DO THIS
In the entries below, find every line with "Odeng" and copy it.

DATA TO USE
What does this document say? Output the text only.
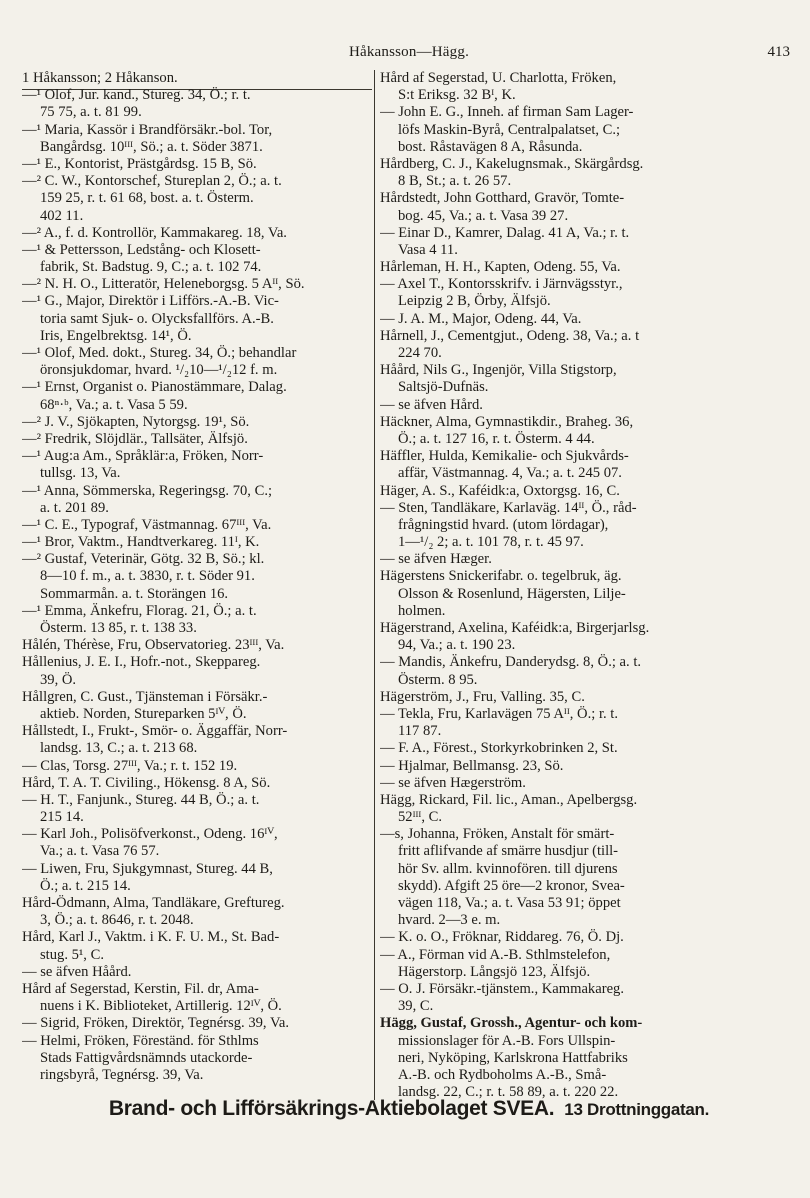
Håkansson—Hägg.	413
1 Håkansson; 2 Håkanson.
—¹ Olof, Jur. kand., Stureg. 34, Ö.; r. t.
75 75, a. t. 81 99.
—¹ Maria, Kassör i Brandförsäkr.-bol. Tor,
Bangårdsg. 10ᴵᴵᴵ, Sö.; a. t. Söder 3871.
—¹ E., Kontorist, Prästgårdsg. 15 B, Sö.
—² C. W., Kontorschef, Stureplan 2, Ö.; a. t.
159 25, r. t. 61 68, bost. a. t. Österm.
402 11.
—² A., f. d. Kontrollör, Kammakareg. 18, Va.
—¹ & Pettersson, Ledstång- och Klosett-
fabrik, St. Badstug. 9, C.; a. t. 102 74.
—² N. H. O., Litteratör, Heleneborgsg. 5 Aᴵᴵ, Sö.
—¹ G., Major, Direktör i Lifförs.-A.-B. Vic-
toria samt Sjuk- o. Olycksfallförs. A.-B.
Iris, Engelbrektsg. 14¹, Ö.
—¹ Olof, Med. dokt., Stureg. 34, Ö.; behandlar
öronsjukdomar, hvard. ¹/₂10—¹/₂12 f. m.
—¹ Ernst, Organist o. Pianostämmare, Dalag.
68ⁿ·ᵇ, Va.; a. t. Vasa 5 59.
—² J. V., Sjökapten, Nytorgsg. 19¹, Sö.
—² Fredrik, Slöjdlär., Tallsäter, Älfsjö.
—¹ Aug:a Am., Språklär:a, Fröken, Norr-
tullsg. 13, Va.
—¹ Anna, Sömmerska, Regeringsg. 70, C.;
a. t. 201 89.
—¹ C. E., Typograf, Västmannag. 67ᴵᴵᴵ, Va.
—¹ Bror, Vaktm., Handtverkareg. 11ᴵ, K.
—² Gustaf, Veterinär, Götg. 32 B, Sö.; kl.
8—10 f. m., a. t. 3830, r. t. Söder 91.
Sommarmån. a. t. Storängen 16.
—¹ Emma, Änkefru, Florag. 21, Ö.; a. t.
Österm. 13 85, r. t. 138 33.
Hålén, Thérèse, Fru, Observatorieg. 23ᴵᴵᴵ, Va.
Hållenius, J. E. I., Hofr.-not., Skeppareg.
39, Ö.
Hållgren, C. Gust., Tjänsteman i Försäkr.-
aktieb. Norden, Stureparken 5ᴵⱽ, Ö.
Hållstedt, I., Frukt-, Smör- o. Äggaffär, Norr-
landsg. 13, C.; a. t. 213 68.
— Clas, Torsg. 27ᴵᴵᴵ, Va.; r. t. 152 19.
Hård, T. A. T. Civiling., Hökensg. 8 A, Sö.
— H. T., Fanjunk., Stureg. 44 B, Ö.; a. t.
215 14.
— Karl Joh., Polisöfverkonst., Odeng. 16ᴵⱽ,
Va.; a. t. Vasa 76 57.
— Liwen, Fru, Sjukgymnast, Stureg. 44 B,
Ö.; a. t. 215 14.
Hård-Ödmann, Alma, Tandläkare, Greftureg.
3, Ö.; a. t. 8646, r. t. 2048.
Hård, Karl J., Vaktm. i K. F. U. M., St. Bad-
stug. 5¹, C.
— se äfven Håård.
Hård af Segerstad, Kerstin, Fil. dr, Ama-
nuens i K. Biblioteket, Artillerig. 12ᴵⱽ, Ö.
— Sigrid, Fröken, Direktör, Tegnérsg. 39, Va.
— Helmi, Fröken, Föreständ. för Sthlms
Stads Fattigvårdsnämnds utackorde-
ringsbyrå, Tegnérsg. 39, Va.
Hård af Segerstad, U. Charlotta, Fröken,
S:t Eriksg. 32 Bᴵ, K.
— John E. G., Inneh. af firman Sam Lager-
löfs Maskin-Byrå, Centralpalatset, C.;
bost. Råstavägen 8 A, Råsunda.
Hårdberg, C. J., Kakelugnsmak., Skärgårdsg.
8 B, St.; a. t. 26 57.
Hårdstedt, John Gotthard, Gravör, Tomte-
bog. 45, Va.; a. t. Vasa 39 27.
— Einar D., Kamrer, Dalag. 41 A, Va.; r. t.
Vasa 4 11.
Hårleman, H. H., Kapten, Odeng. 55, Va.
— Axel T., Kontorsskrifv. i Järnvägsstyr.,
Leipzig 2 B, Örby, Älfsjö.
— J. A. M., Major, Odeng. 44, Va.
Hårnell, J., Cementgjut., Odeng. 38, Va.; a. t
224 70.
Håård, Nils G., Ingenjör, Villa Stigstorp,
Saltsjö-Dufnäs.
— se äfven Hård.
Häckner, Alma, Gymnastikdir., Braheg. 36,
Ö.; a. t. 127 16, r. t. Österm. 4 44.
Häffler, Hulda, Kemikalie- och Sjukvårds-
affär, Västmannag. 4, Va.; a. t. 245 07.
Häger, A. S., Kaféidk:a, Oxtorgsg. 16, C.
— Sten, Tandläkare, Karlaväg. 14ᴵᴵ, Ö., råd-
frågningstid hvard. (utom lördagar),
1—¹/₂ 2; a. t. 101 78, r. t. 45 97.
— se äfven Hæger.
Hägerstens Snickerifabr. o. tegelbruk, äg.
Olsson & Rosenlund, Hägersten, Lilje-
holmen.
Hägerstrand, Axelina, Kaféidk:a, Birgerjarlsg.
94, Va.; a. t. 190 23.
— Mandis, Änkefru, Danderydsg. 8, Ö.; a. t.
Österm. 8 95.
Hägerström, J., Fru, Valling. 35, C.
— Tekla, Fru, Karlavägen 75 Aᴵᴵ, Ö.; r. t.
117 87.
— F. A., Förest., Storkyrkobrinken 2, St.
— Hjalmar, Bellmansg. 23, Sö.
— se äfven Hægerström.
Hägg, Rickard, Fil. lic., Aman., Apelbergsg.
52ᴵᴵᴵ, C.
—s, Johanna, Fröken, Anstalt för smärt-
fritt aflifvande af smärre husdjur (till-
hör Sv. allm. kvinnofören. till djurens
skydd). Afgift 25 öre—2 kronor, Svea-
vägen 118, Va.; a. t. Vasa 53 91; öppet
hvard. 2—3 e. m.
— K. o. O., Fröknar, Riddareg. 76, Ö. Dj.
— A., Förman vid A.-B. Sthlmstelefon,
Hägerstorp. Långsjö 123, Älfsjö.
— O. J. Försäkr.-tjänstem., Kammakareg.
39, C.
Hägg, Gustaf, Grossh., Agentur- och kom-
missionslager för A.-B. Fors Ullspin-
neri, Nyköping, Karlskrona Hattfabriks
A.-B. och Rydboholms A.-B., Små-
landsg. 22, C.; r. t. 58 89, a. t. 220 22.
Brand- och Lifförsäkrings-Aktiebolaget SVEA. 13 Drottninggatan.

--

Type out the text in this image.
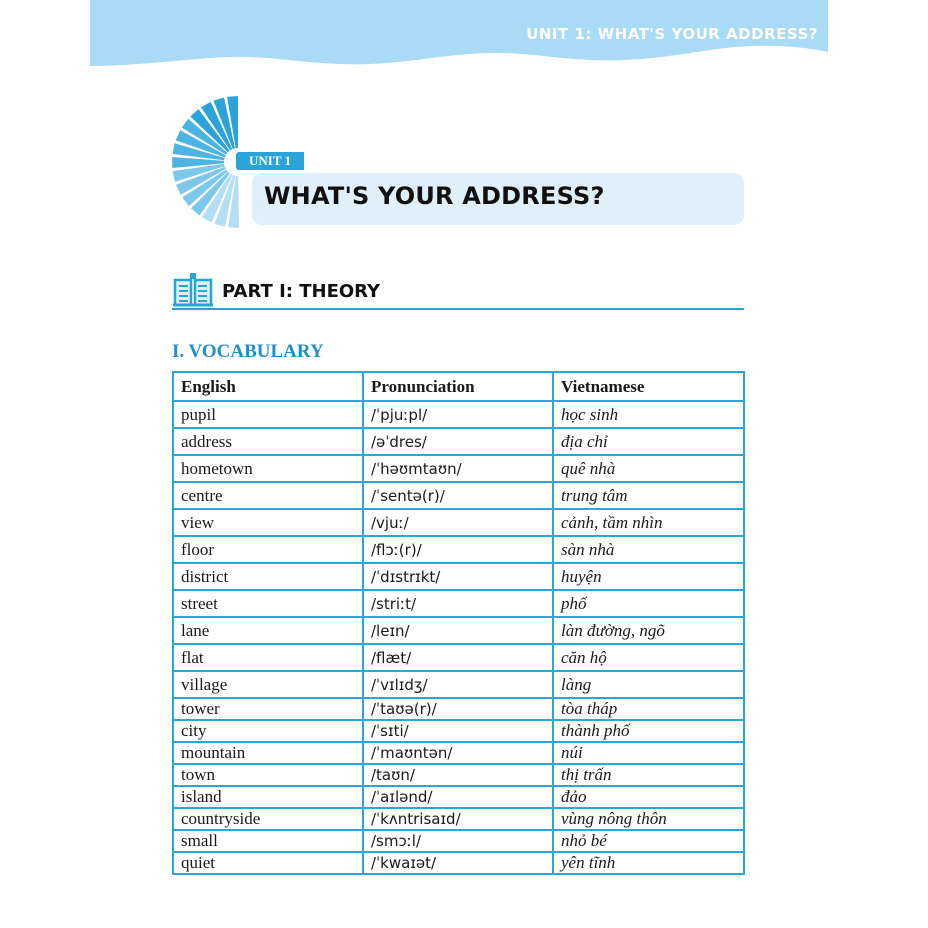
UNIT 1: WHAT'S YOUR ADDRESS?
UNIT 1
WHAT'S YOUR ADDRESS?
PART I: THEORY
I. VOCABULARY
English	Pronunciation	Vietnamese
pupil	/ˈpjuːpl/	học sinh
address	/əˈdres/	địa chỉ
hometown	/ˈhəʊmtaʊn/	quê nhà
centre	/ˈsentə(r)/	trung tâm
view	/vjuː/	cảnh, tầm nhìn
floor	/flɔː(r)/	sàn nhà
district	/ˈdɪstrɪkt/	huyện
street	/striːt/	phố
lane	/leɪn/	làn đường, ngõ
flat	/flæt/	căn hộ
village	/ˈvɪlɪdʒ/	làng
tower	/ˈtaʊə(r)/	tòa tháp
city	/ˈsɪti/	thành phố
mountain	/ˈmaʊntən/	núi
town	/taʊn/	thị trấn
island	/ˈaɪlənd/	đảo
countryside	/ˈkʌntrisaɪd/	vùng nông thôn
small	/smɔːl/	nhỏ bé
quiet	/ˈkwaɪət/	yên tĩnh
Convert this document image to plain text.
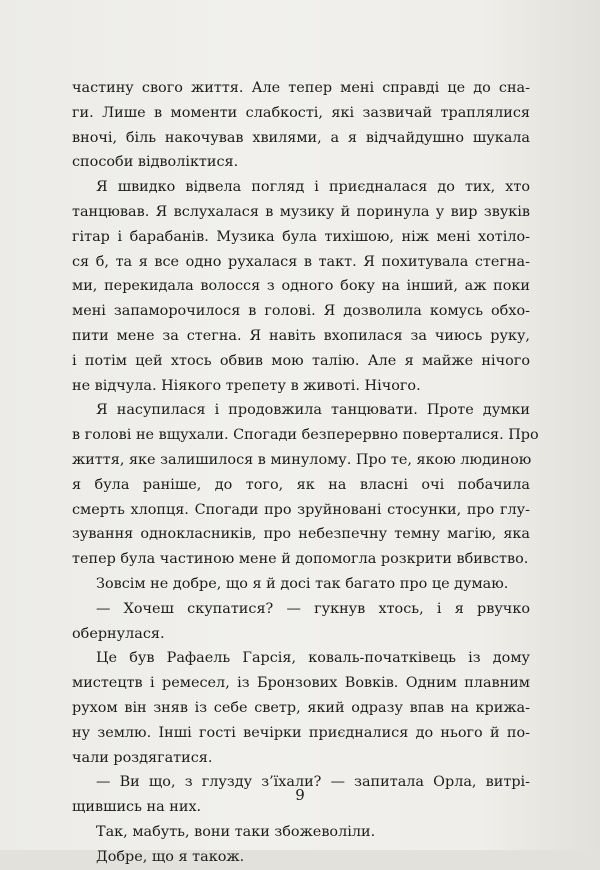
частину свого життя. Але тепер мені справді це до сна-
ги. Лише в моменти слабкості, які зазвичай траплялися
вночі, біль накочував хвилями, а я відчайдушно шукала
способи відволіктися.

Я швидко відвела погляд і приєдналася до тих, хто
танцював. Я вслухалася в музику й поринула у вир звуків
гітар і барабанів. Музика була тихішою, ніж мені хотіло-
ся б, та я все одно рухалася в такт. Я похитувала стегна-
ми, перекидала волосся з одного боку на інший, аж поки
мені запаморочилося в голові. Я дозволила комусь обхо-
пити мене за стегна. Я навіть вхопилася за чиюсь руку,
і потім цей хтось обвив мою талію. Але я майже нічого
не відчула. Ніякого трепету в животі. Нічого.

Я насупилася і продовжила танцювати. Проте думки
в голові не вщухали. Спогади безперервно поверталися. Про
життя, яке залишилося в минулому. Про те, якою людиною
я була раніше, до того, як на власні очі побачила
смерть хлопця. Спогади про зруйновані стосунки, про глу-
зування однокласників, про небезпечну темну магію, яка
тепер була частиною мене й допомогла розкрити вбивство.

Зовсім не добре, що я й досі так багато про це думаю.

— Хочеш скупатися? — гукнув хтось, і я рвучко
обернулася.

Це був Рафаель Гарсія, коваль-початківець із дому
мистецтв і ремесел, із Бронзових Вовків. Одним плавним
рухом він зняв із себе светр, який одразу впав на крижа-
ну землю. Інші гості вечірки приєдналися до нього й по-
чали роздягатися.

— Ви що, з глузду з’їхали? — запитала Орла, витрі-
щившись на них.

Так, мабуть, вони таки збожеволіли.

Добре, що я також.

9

--

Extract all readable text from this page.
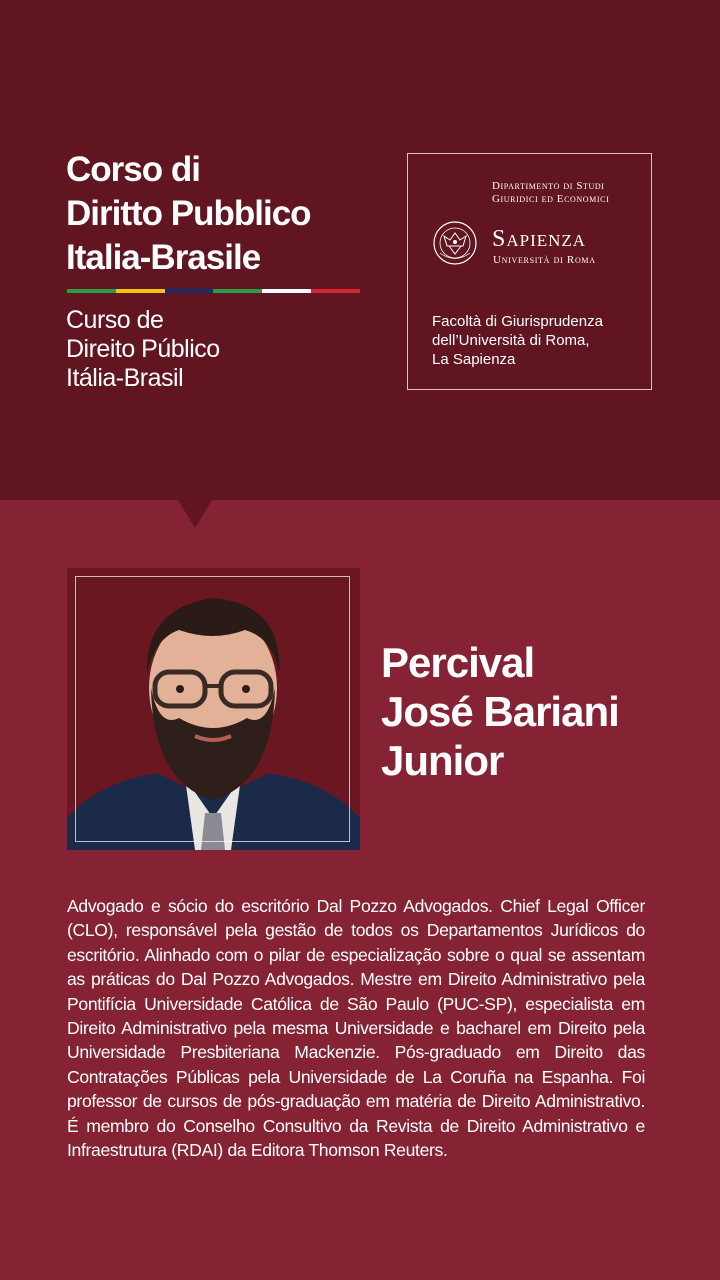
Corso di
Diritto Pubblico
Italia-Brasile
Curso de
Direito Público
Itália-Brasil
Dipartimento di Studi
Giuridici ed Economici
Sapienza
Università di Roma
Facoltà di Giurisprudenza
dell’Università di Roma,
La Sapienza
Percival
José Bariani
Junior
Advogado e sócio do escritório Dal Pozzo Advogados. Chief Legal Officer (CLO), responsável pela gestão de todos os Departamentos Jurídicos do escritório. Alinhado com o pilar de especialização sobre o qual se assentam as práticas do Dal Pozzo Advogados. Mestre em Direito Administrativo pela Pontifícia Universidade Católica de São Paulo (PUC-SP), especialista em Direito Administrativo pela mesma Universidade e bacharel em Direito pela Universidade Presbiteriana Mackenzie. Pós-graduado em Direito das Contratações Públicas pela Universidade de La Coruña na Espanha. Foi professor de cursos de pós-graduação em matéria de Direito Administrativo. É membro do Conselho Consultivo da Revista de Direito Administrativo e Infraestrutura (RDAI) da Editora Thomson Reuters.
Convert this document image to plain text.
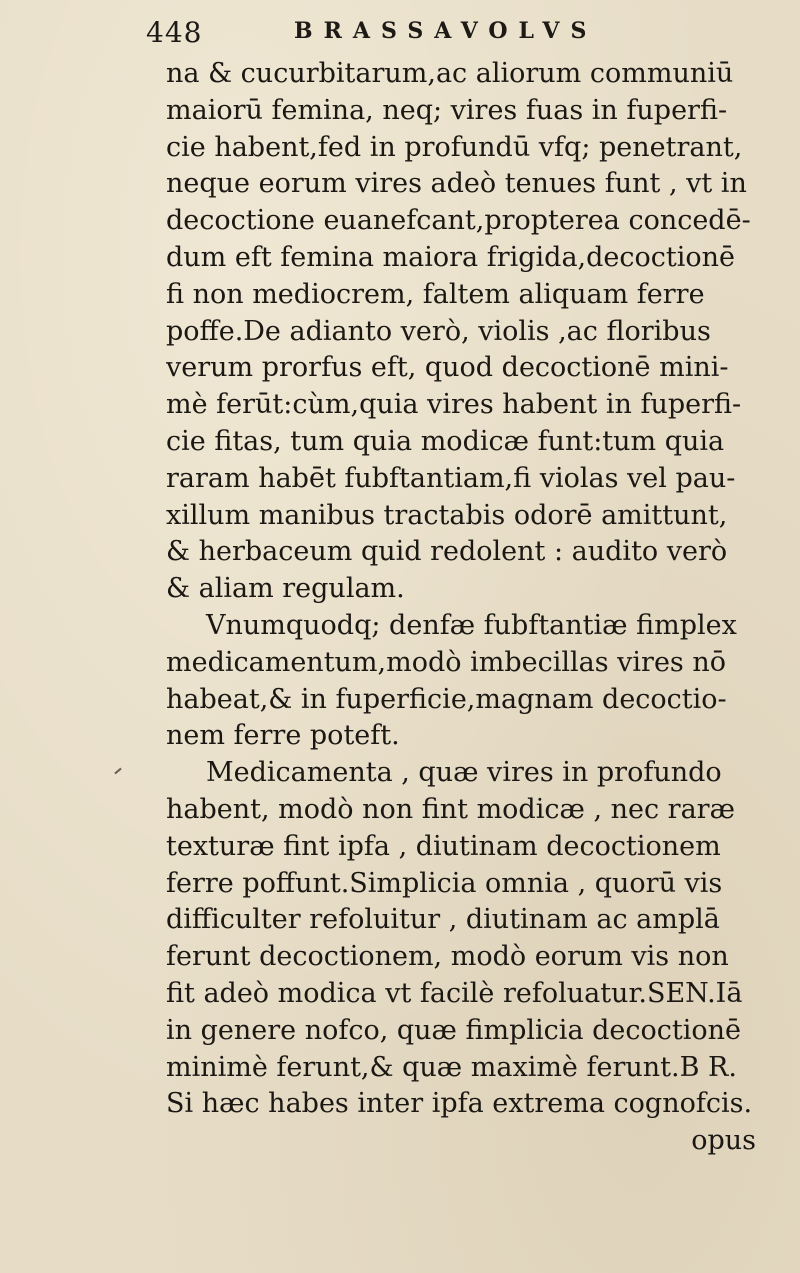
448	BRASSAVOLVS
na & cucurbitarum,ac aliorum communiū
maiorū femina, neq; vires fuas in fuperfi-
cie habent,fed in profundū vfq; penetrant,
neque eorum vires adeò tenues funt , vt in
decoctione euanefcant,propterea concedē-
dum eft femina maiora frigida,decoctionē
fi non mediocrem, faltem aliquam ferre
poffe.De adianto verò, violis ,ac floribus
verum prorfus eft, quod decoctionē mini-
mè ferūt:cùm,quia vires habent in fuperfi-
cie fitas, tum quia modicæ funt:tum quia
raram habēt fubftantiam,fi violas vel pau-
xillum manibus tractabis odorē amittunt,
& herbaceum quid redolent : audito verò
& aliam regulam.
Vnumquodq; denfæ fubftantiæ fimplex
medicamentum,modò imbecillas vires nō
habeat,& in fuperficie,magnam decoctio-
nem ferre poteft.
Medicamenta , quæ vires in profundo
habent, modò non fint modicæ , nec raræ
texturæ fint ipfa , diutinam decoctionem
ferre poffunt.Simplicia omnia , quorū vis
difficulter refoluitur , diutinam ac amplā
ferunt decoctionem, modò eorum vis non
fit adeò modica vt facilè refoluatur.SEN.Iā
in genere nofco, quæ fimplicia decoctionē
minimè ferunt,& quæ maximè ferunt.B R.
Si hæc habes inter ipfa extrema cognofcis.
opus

TASK RESULT
— Karl Joh., Polisöfverkonst., Odeng. 16ᴵⱽ,
Hårleman, H. H., Kapten, Odeng. 55, Va.
— J. A. M., Major, Odeng. 44, Va.
Hårnell, J., Cementgjut., Odeng. 38, Va.; a. t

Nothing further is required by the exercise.